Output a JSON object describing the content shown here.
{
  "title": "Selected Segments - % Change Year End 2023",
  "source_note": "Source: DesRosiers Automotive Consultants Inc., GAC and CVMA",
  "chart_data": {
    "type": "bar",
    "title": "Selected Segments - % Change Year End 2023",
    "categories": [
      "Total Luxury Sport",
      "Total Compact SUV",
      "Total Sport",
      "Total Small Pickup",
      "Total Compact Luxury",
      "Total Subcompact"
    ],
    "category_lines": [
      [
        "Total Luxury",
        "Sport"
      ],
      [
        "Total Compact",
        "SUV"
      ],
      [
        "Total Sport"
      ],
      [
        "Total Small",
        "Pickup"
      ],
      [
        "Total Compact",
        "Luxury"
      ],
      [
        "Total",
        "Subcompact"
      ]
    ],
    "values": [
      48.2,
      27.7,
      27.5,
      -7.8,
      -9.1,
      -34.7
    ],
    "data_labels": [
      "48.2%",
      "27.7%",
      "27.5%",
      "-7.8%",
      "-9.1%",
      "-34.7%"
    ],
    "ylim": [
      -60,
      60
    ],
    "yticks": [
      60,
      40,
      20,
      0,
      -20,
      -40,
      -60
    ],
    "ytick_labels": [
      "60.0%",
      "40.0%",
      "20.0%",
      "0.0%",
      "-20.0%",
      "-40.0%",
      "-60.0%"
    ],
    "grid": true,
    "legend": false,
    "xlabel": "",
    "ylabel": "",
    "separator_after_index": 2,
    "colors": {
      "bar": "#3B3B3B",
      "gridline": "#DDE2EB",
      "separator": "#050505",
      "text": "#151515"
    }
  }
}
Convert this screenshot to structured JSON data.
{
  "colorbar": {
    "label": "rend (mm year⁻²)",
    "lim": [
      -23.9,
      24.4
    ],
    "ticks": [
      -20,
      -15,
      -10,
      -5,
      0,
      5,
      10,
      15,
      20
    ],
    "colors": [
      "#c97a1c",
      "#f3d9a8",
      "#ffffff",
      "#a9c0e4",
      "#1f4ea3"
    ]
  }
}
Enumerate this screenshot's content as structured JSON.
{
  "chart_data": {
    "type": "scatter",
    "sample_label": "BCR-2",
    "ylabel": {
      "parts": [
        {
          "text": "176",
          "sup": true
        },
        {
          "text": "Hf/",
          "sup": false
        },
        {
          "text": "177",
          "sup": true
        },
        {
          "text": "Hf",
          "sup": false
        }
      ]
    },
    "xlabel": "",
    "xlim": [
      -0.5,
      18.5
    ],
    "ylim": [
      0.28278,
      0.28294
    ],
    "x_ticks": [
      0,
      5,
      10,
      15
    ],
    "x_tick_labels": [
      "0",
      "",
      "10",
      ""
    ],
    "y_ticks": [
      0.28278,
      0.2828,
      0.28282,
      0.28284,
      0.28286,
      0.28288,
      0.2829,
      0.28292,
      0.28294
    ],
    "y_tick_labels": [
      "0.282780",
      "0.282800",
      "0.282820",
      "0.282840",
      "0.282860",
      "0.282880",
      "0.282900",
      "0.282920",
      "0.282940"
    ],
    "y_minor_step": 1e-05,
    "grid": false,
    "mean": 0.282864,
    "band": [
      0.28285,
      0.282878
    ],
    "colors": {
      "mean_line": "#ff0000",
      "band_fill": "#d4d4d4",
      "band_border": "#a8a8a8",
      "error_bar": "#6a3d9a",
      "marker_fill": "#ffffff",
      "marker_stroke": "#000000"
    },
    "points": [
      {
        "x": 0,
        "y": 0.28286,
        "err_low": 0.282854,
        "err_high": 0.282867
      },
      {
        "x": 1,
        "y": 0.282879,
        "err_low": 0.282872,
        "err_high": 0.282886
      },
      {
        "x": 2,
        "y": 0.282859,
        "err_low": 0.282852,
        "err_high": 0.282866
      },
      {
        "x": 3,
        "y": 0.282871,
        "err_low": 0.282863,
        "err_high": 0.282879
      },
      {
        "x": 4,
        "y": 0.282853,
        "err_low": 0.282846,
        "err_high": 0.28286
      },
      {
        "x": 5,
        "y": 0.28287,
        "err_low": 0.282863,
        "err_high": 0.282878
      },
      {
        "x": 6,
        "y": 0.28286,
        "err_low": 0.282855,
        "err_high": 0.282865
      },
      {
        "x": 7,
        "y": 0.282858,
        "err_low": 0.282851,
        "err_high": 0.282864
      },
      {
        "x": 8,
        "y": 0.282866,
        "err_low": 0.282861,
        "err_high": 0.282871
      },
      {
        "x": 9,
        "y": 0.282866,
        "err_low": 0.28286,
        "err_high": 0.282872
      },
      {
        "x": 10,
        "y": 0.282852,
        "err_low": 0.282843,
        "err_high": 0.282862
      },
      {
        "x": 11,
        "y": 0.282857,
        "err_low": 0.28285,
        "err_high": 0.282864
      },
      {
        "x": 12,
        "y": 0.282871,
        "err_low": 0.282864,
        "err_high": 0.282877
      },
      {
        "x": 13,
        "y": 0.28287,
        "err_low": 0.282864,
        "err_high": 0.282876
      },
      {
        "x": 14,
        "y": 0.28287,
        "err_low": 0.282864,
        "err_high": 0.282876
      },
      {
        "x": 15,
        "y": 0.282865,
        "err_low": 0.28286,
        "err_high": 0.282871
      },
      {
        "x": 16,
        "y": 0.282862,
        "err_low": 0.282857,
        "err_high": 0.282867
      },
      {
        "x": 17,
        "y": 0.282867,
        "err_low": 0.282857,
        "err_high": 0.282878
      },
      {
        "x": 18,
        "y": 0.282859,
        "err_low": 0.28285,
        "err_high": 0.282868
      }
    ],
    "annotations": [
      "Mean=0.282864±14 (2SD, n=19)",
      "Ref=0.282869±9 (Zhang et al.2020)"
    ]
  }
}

____

Write out the full listing exactly as given.

Output a JSON object describing the content shown here.
{
  "title": "Selected Segments - % Change Year End 2023",
  "source_note": "Source: DesRosiers Automotive Consultants Inc., GAC and CVMA",
  "chart_data": {
    "type": "bar",
    "title": "Selected Segments - % Change Year End 2023",
    "categories": [
      "Total Luxury Sport",
      "Total Compact SUV",
      "Total Sport",
      "Total Small Pickup",
      "Total Compact Luxury",
      "Total Subcompact"
    ],
    "category_lines": [
      [
        "Total Luxury",
        "Sport"
      ],
      [
        "Total Compact",
        "SUV"
      ],
      [
        "Total Sport"
      ],
      [
        "Total Small",
        "Pickup"
      ],
      [
        "Total Compact",
        "Luxury"
      ],
      [
        "Total",
        "Subcompact"
      ]
    ],
    "values": [
      48.2,
      27.7,
      27.5,
      -7.8,
      -9.1,
      -34.7
    ],
    "data_labels": [
      "48.2%",
      "27.7%",
      "27.5%",
      "-7.8%",
      "-9.1%",
      "-34.7%"
    ],
    "ylim": [
      -60,
      60
    ],
    "yticks": [
      60,
      40,
      20,
      0,
      -20,
      -40,
      -60
    ],
    "ytick_labels": [
      "60.0%",
      "40.0%",
      "20.0%",
      "0.0%",
      "-20.0%",
      "-40.0%",
      "-60.0%"
    ],
    "grid": true,
    "legend": false,
    "xlabel": "",
    "ylabel": "",
    "separator_after_index": 2,
    "colors": {
      "bar": "#3B3B3B",
      "gridline": "#DDE2EB",
      "separator": "#050505",
      "text": "#151515"
    }
  }
}
Convert this screenshot to structured JSON data.
{
  "colorbar": {
    "label": "rend (mm year⁻²)",
    "lim": [
      -23.9,
      24.4
    ],
    "ticks": [
      -20,
      -15,
      -10,
      -5,
      0,
      5,
      10,
      15,
      20
    ],
    "colors": [
      "#c97a1c",
      "#f3d9a8",
      "#ffffff",
      "#a9c0e4",
      "#1f4ea3"
    ]
  }
}
Enumerate this screenshot's content as structured JSON.
{
  "chart_data": {
    "type": "scatter",
    "sample_label": "BCR-2",
    "ylabel": {
      "parts": [
        {
          "text": "176",
          "sup": true
        },
        {
          "text": "Hf/",
          "sup": false
        },
        {
          "text": "177",
          "sup": true
        },
        {
          "text": "Hf",
          "sup": false
        }
      ]
    },
    "xlabel": "",
    "xlim": [
      -0.5,
      18.5
    ],
    "ylim": [
      0.28278,
      0.28294
    ],
    "x_ticks": [
      0,
      5,
      10,
      15
    ],
    "x_tick_labels": [
      "0",
      "",
      "10",
      ""
    ],
    "y_ticks": [
      0.28278,
      0.2828,
      0.28282,
      0.28284,
      0.28286,
      0.28288,
      0.2829,
      0.28292,
      0.28294
    ],
    "y_tick_labels": [
      "0.282780",
      "0.282800",
      "0.282820",
      "0.282840",
      "0.282860",
      "0.282880",
      "0.282900",
      "0.282920",
      "0.282940"
    ],
    "y_minor_step": 1e-05,
    "grid": false,
    "mean": 0.282864,
    "band": [
      0.28285,
      0.282878
    ],
    "colors": {
      "mean_line": "#ff0000",
      "band_fill": "#d4d4d4",
      "band_border": "#a8a8a8",
      "error_bar": "#6a3d9a",
      "marker_fill": "#ffffff",
      "marker_stroke": "#000000"
    },
    "points": [
      {
        "x": 0,
        "y": 0.28286,
        "err_low": 0.282854,
        "err_high": 0.282867
      },
      {
        "x": 1,
        "y": 0.282879,
        "err_low": 0.282872,
        "err_high": 0.282886
      },
      {
        "x": 2,
        "y": 0.282859,
        "err_low": 0.282852,
        "err_high": 0.282866
      },
      {
        "x": 3,
        "y": 0.282871,
        "err_low": 0.282863,
        "err_high": 0.282879
      },
      {
        "x": 4,
        "y": 0.282853,
        "err_low": 0.282846,
        "err_high": 0.28286
      },
      {
        "x": 5,
        "y": 0.28287,
        "err_low": 0.282863,
        "err_high": 0.282878
      },
      {
        "x": 6,
        "y": 0.28286,
        "err_low": 0.282855,
        "err_high": 0.282865
      },
      {
        "x": 7,
        "y": 0.282858,
        "err_low": 0.282851,
        "err_high": 0.282864
      },
      {
        "x": 8,
        "y": 0.282866,
        "err_low": 0.282861,
        "err_high": 0.282871
      },
      {
        "x": 9,
        "y": 0.282866,
        "err_low": 0.28286,
        "err_high": 0.282872
      },
      {
        "x": 10,
        "y": 0.282852,
        "err_low": 0.282843,
        "err_high": 0.282862
      },
      {
        "x": 11,
        "y": 0.282857,
        "err_low": 0.28285,
        "err_high": 0.282864
      },
      {
        "x": 12,
        "y": 0.282871,
        "err_low": 0.282864,
        "err_high": 0.282877
      },
      {
        "x": 13,
        "y": 0.28287,
        "err_low": 0.282864,
        "err_high": 0.282876
      },
      {
        "x": 14,
        "y": 0.28287,
        "err_low": 0.282864,
        "err_high": 0.282876
      },
      {
        "x": 15,
        "y": 0.282865,
        "err_low": 0.28286,
        "err_high": 0.282871
      },
      {
        "x": 16,
        "y": 0.282862,
        "err_low": 0.282857,
        "err_high": 0.282867
      },
      {
        "x": 17,
        "y": 0.282867,
        "err_low": 0.282857,
        "err_high": 0.282878
      },
      {
        "x": 18,
        "y": 0.282859,
        "err_low": 0.28285,
        "err_high": 0.282868
      }
    ],
    "annotations": [
      "Mean=0.282864±14 (2SD, n=19)",
      "Ref=0.282869±9 (Zhang et al.2020)"
    ]
  }
}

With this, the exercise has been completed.